Dataset items
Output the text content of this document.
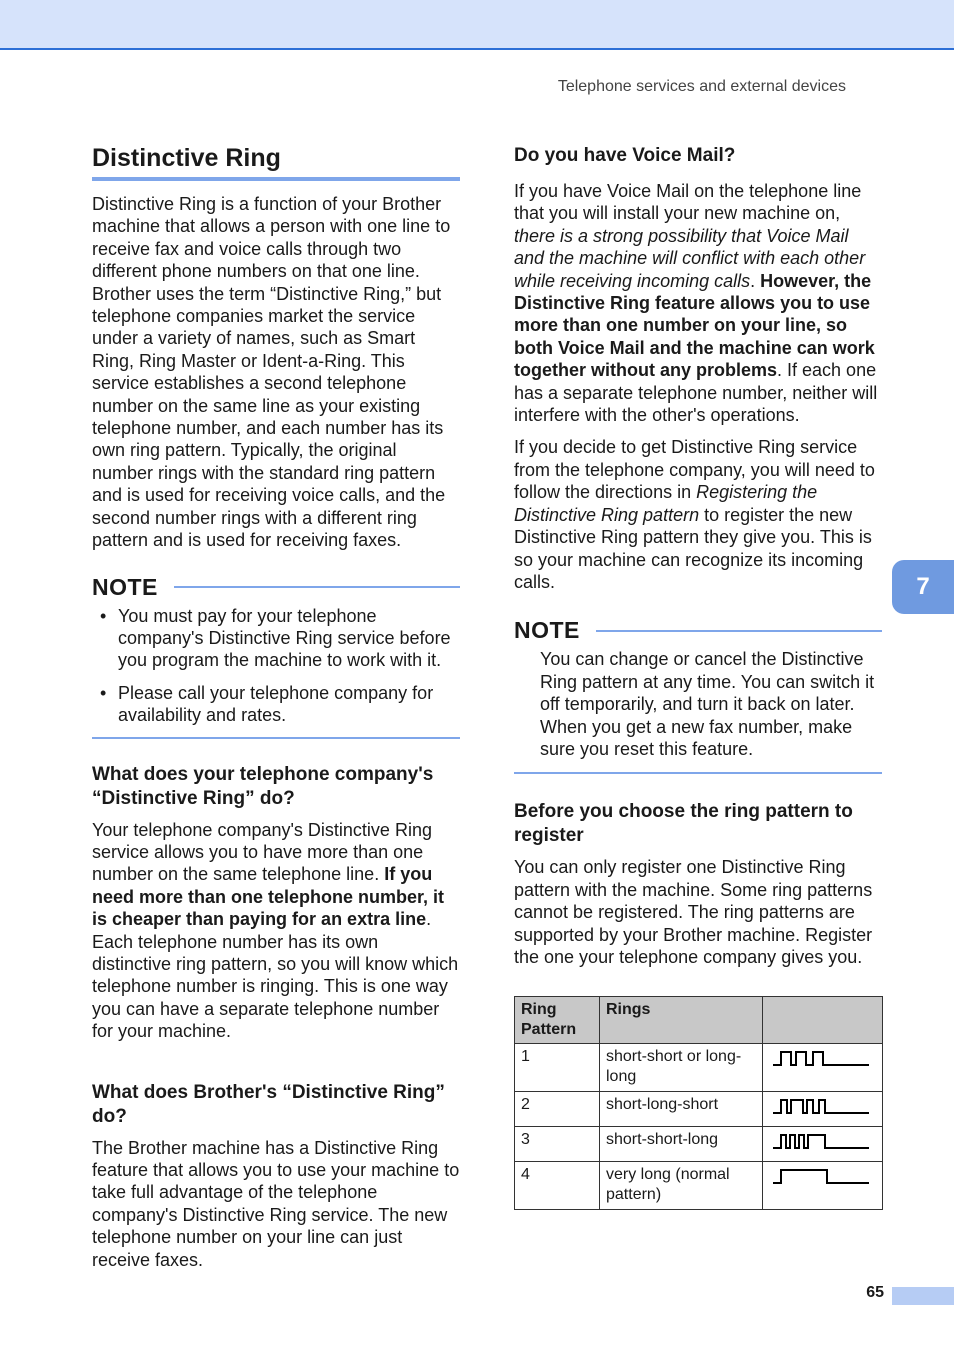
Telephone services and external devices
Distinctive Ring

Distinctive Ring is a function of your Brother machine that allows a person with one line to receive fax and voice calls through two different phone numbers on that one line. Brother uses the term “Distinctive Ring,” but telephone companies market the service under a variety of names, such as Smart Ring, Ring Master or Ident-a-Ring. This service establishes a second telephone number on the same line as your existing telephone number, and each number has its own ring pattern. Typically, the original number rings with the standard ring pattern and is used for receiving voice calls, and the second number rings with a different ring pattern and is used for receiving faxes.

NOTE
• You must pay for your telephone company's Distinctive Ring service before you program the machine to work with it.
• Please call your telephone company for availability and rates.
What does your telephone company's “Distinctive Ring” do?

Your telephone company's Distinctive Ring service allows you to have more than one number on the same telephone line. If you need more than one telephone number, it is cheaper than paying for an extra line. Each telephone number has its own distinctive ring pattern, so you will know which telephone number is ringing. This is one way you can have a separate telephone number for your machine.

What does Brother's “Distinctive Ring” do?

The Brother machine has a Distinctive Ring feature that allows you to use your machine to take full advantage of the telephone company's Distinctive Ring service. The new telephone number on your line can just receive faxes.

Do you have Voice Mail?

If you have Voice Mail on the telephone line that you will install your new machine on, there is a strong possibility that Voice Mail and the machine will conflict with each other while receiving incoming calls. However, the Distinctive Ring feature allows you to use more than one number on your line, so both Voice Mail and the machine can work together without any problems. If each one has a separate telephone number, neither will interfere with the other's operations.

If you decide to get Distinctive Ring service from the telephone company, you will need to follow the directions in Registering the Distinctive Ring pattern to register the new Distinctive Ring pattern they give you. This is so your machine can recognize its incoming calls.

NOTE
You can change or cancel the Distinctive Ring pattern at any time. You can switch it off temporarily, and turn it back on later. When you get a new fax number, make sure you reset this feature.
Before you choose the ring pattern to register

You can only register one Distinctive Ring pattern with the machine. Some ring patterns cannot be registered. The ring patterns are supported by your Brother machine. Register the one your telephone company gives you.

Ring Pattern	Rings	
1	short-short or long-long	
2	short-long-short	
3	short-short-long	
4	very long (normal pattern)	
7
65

...

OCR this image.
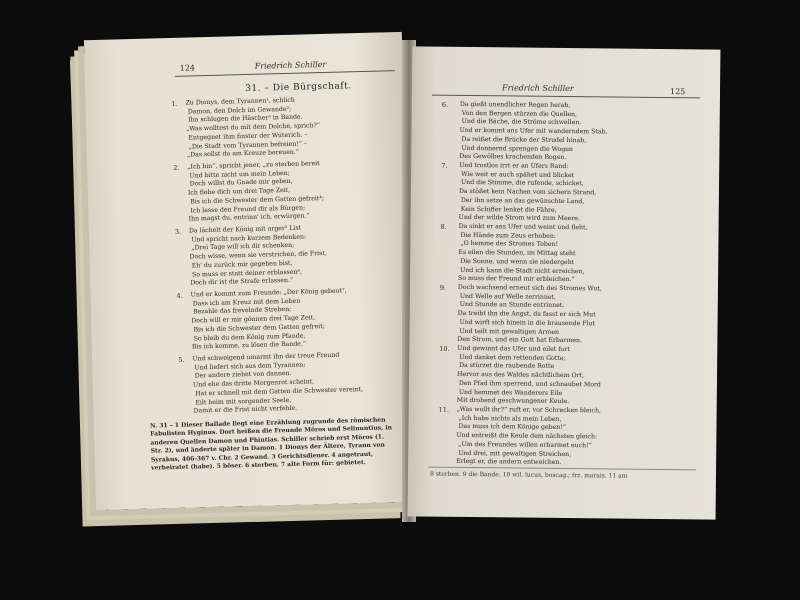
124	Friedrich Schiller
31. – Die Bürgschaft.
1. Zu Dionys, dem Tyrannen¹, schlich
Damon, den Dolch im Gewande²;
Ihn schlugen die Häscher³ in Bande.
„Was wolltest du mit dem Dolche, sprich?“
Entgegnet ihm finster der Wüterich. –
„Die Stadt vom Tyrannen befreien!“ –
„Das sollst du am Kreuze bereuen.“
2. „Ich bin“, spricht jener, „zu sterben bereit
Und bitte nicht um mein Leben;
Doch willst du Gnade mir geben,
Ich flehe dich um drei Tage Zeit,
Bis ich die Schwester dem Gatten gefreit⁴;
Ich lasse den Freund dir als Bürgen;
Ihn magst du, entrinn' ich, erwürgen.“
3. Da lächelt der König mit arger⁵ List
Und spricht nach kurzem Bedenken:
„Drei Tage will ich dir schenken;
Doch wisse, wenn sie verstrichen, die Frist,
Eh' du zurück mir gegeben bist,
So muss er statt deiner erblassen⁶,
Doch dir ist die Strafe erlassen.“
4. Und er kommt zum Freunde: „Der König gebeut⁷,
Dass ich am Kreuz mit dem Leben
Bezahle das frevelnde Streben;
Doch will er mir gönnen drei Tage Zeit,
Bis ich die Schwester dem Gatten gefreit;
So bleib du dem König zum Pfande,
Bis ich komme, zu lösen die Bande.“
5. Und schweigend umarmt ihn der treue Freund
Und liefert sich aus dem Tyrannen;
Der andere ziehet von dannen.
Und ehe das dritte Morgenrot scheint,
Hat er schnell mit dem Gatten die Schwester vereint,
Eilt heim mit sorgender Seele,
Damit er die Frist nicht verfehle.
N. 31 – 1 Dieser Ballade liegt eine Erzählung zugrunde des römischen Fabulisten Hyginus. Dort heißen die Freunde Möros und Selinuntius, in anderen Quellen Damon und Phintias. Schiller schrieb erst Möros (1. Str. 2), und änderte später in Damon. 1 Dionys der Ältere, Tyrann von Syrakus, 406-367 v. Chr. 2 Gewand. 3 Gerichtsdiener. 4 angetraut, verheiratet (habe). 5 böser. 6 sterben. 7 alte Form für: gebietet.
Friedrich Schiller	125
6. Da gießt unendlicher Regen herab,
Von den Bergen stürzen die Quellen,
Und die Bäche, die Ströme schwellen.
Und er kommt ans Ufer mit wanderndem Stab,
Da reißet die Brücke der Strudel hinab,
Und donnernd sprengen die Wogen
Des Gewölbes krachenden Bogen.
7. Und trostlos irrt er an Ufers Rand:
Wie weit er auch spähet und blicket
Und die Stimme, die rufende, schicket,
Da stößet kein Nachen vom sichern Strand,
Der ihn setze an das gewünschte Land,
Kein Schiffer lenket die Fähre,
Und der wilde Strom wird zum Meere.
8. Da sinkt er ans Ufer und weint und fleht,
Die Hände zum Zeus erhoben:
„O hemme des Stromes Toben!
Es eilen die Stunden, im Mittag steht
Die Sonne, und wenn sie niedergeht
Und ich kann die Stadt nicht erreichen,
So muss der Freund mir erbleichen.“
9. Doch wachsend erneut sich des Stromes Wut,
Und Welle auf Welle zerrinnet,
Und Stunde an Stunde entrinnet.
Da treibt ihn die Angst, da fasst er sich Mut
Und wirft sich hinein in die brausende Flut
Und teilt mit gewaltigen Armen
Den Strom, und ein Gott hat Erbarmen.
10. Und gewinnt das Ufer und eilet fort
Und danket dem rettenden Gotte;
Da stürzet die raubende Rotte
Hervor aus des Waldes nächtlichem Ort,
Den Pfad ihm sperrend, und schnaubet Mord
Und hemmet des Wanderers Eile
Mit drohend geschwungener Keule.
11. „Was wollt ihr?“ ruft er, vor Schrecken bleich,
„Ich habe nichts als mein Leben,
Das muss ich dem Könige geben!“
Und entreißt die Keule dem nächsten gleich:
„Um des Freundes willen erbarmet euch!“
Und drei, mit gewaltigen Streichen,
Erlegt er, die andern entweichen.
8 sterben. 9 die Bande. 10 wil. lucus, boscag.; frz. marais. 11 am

--

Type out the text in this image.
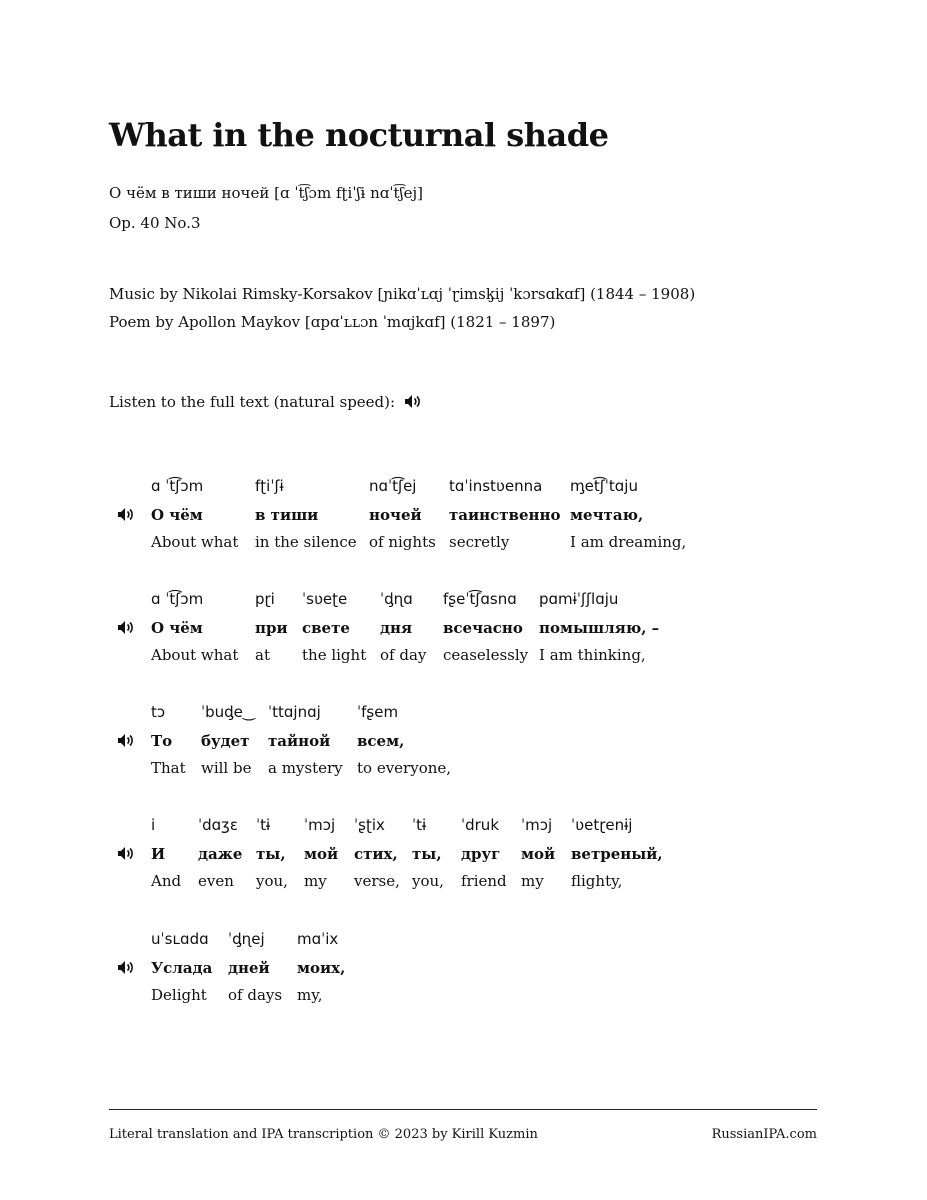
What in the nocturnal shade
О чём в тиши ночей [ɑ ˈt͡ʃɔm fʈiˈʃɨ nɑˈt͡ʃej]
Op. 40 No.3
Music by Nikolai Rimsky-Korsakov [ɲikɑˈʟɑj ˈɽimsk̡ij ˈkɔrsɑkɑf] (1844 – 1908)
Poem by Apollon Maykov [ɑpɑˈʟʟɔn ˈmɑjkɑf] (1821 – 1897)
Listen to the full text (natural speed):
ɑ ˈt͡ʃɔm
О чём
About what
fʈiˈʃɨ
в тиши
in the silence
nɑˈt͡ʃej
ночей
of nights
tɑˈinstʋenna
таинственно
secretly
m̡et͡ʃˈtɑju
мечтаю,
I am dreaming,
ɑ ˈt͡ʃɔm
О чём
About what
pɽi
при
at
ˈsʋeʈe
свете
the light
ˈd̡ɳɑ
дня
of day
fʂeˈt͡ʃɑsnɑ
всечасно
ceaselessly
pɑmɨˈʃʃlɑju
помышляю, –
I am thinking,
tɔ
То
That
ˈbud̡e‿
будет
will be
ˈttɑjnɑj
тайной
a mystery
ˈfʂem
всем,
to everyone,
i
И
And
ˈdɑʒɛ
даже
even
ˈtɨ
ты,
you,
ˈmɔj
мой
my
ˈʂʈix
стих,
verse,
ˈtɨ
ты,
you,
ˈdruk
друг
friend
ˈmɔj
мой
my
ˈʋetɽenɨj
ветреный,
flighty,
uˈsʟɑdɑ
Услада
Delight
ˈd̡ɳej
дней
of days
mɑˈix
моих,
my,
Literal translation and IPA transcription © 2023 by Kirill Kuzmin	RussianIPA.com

**SET EXERCISE:** Among the lines of the material, find those that hold the word "short" and copy them.

**RESPONSE TO THIS TASK:**
1	short-short or long-long	
2	short-long-short	
3	short-short-long	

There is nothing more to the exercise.